§ **Brief 1**: Rewrite the stretch of the Eva Vivalt text from "Eva Love Vivalt" through "the World Bank.", putting "University of Cambridge" in place of "University of Oxford".

##### Supplied text

Eva Love Vivalt is a Canadian economist. She is currently an Assistant Professor of Economics at the University of Toronto and the founder of AidGrade, a research institute that generates and synthesizes evidence in international development.

Education
Vivalt received a Ph.D. in Economics and an M.A. in Mathematics from the University of California, Berkeley, and an M.Phil. in Development Studies at the University of Oxford. Before joining the University of Toronto, she held positions at Australian National University, Stanford University, New York University, and the World Bank.

Academic career
Vivalt's main research interests are the study of obstacles to evidence-based policy decisions. She also has interests in developmental economics, behavioral economics and effective altruism, and is a principal investigator on Y Combinator Research’s basic income study.

Vivalt is known for her work on the external validity of impact evaluations. She found that most development interventions cannot be distinguished from one another in terms of the impacts that they have on a particular outcome and that effect sizes greatly vary within a particular intervention-outcome combination. Her work in this area has been cited by Angus Deaton and other leading economists and has entered the public discourse. She is also considered an expert on evidence aggregation and the use of Bayesian hierarchical models and is known for her work on metascience. She is currently an Assistant Professor of Economics at the University of Toronto.

##########

§ **Brief 2**: From the listing below, give the stretch from the line containing "y-tick-label: 2 bbox=[74, 558, 82, 574]" through the line containing "x-tick-label: 500 bbox=[1097, 905, 1121, 921]" as a Markdown table with the columns Row and Line, skipping any blank lines.

##### Input rows

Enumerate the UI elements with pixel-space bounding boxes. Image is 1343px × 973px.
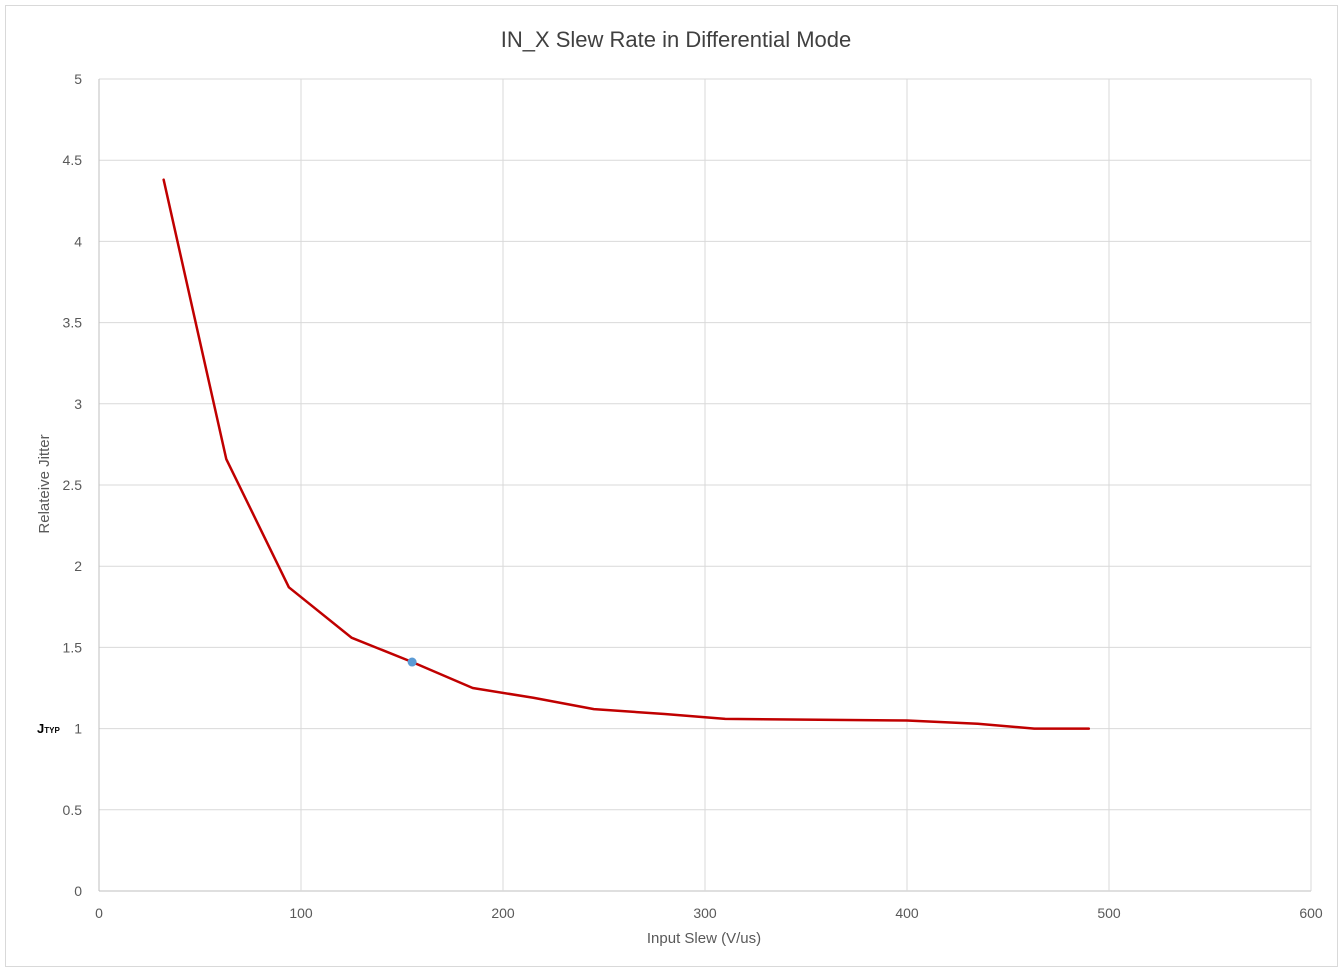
y-tick-label: 2 bbox=[74, 558, 82, 574]
x-tick-label: 100 bbox=[289, 905, 313, 921]
x-tick-label: 600 bbox=[1299, 905, 1323, 921]
y-tick-label: 3 bbox=[74, 396, 82, 412]
y-tick-label: 4.5 bbox=[63, 152, 83, 168]
y-tick-label: 0 bbox=[74, 883, 82, 899]
y-tick-label: 2.5 bbox=[63, 477, 83, 493]
x-tick-label: 500 bbox=[1097, 905, 1121, 921]
gridlines bbox=[98, 78, 1312, 892]
x-tick-label: 200 bbox=[491, 905, 515, 921]
chart-frame bbox=[5, 5, 1338, 967]
y-tick-label: 4 bbox=[74, 233, 82, 249]
y-tick-label: 1 bbox=[74, 721, 82, 737]
jtyp-sub: TYP bbox=[44, 726, 60, 735]
series-line bbox=[162, 178, 1091, 730]
y-tick-label: 5 bbox=[74, 71, 82, 87]
jtyp-annotation: JTYP bbox=[37, 721, 60, 736]
highlight-marker bbox=[407, 657, 417, 667]
x-tick-label: 0 bbox=[95, 905, 103, 921]
x-axis-label: Input Slew (V/us) bbox=[647, 930, 761, 947]
chart-title: IN_X Slew Rate in Differential Mode bbox=[501, 27, 852, 52]
y-axis-label: Relateive Jitter bbox=[36, 434, 53, 533]
x-tick-label: 300 bbox=[693, 905, 717, 921]
series-group bbox=[162, 178, 1091, 730]
jtyp-main: J bbox=[37, 721, 44, 736]
y-tick-label: 1.5 bbox=[63, 639, 83, 655]
x-tick-label: 400 bbox=[895, 905, 919, 921]
tick-labels: 0 0.5 1 1.5 2 2.5 3 3.5 4 4.5 5 0 100 200 300 400 500 600 bbox=[63, 71, 1323, 921]
y-tick-label: 0.5 bbox=[63, 802, 83, 818]
y-tick-label: 3.5 bbox=[63, 315, 83, 331]
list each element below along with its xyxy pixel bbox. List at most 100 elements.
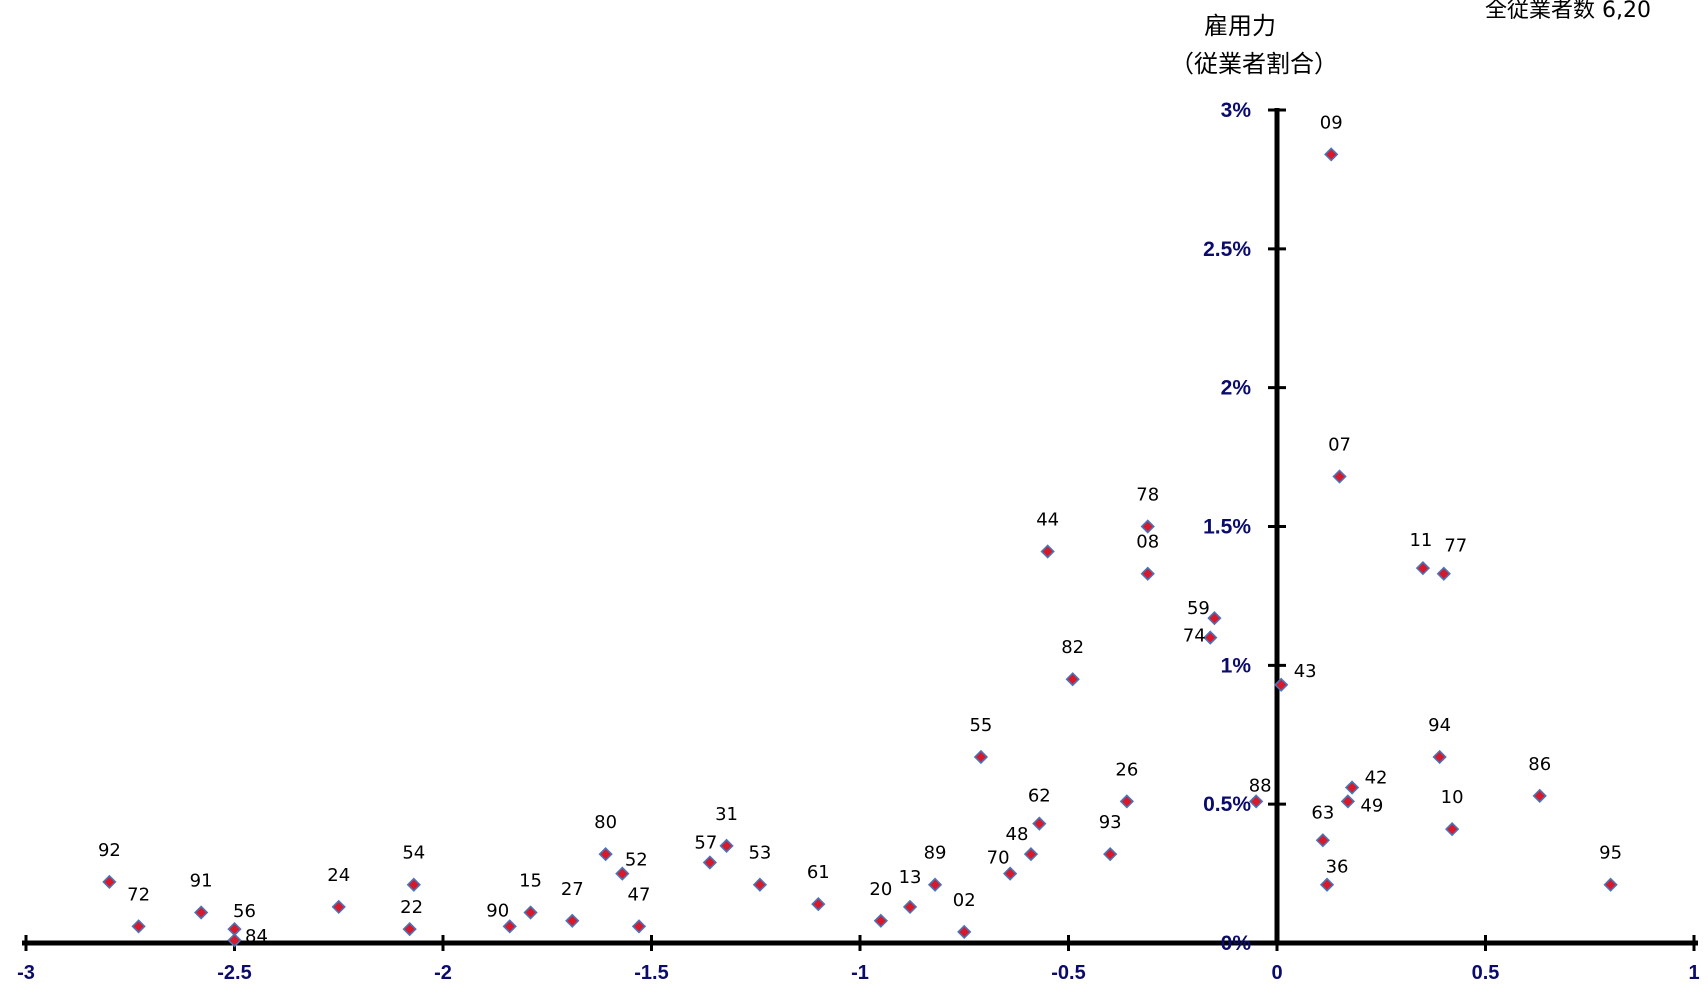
point-label: 57 [694,832,717,853]
point-label: 42 [1365,768,1388,789]
scatter-point [1032,816,1047,831]
scatter-point [402,921,417,937]
point-label: 63 [1311,802,1334,823]
scatter-point [1319,877,1335,892]
scatter-point [1315,833,1331,848]
scatter-point [719,838,734,853]
point-label: 48 [1006,824,1029,845]
scatter-point [1274,677,1289,692]
scatter-point [973,749,989,765]
x-tick-label: -1.5 [634,962,668,984]
scatter-point [1103,847,1118,862]
scatter-point [331,899,346,915]
scatter-point [1002,866,1018,881]
point-label: 22 [400,897,423,918]
scatter-point [1249,794,1264,809]
x-tick-label: -2 [434,962,452,984]
x-tick-label: 0 [1271,962,1282,984]
scatter-point [194,905,209,920]
scatter-point [1207,610,1222,626]
point-label: 27 [561,879,584,900]
point-label: 20 [869,879,892,900]
point-label: 55 [969,715,992,736]
point-label: 59 [1187,598,1210,619]
point-label: 86 [1528,754,1551,775]
point-label: 61 [807,862,830,883]
point-label: 53 [748,843,771,864]
scatter-point [227,933,242,948]
x-tick-label: -0.5 [1051,962,1085,984]
scatter-point [1332,469,1347,484]
scatter-point [1023,847,1039,862]
scatter-point [927,877,943,892]
point-label: 44 [1036,509,1059,530]
scatter-point [902,899,918,915]
point-label: 72 [127,884,150,905]
point-label: 74 [1183,626,1206,647]
scatter-point [1324,147,1339,162]
point-label: 02 [953,890,976,911]
scatter-point [702,855,718,870]
point-label: 70 [987,848,1010,869]
point-label: 11 [1409,530,1432,551]
point-label: 31 [715,804,738,825]
point-label: 93 [1099,812,1122,833]
point-label: 07 [1328,435,1351,456]
point-label: 94 [1428,715,1451,736]
point-label: 13 [899,867,922,888]
scatter-point [102,874,117,890]
scatter-point [1436,566,1451,581]
point-label: 52 [625,850,648,871]
point-label: 56 [233,901,256,922]
scatter-point [631,919,647,934]
point-label: 62 [1028,786,1051,807]
total-employees-note: 全従業者数 6,20 [1485,0,1651,23]
point-label: 88 [1249,775,1272,796]
scatter-point [1445,822,1460,837]
point-label: 09 [1320,112,1343,133]
point-label: 49 [1360,795,1383,816]
point-label: 90 [486,900,509,921]
scatter-point [1340,794,1356,809]
scatter-point [131,919,146,934]
scatter-point [1432,749,1447,765]
point-label: 26 [1115,759,1138,780]
x-tick-label: 0.5 [1472,962,1500,984]
point-label: 54 [402,843,425,864]
point-label: 80 [594,812,617,833]
y-tick-label: 2.5% [1203,238,1251,261]
point-label: 95 [1599,843,1622,864]
y-tick-label: 0% [1221,932,1252,955]
point-label: 47 [628,884,651,905]
point-label: 24 [327,865,350,886]
scatter-point [1065,672,1080,687]
scatter-point [1040,544,1055,559]
scatter-point [1415,561,1431,576]
point-label: 78 [1136,485,1159,506]
x-tick-label: 1 [1688,962,1699,984]
y-tick-label: 2% [1221,377,1252,400]
scatter-point [406,877,421,892]
scatter-point [1603,877,1618,892]
point-label: 82 [1061,637,1084,658]
scatter-point [752,877,768,892]
scatter-point [1140,519,1155,534]
scatter-point [873,913,888,928]
y-tick-label: 3% [1221,99,1252,122]
scatter-point [811,896,826,912]
point-label: 43 [1294,661,1317,682]
y-tick-label: 1.5% [1203,516,1251,539]
point-label: 84 [245,926,268,947]
scatter-point [1119,794,1135,809]
point-label: 36 [1326,857,1349,878]
y-tick-label: 1% [1221,654,1252,677]
scatter-point [615,866,630,881]
y-axis-sublabel: （従業者割合） [1170,50,1338,78]
scatter-point [1140,566,1155,581]
x-tick-label: -1 [851,962,869,984]
point-label: 15 [519,870,542,891]
y-tick-label: 0.5% [1203,793,1251,816]
scatter-point [1203,630,1218,645]
scatter-point [502,919,517,934]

##########

§ **Reply 1**:
Eva Love Vivalt is a Canadian economist. She is currently an Assistant Professor of Economics at the University of Toronto and the founder of AidGrade, a research institute that generates and synthesizes evidence in international development.

Education
Vivalt received a Ph.D. in Economics and an M.A. in Mathematics from the University of California, Berkeley, and an M.Phil. in Development Studies at the University of Cambridge. Before joining the University of Toronto, she held positions at Australian National University, Stanford University, New York University, and the World Bank.

§ **Reply 2**:
| Row | Line |
|---|---|
| 1 | y-tick-label: 2 bbox=[74, 558, 82, 574] |
| 2 | x-tick-label: 100 bbox=[289, 905, 313, 921] |
| 3 | x-tick-label: 600 bbox=[1299, 905, 1323, 921] |
| 4 | y-tick-label: 3 bbox=[74, 396, 82, 412] |
| 5 | y-tick-label: 4.5 bbox=[63, 152, 83, 168] |
| 6 | y-tick-label: 0 bbox=[74, 883, 82, 899] |
| 7 | y-tick-label: 2.5 bbox=[63, 477, 83, 493] |
| 8 | x-tick-label: 500 bbox=[1097, 905, 1121, 921] |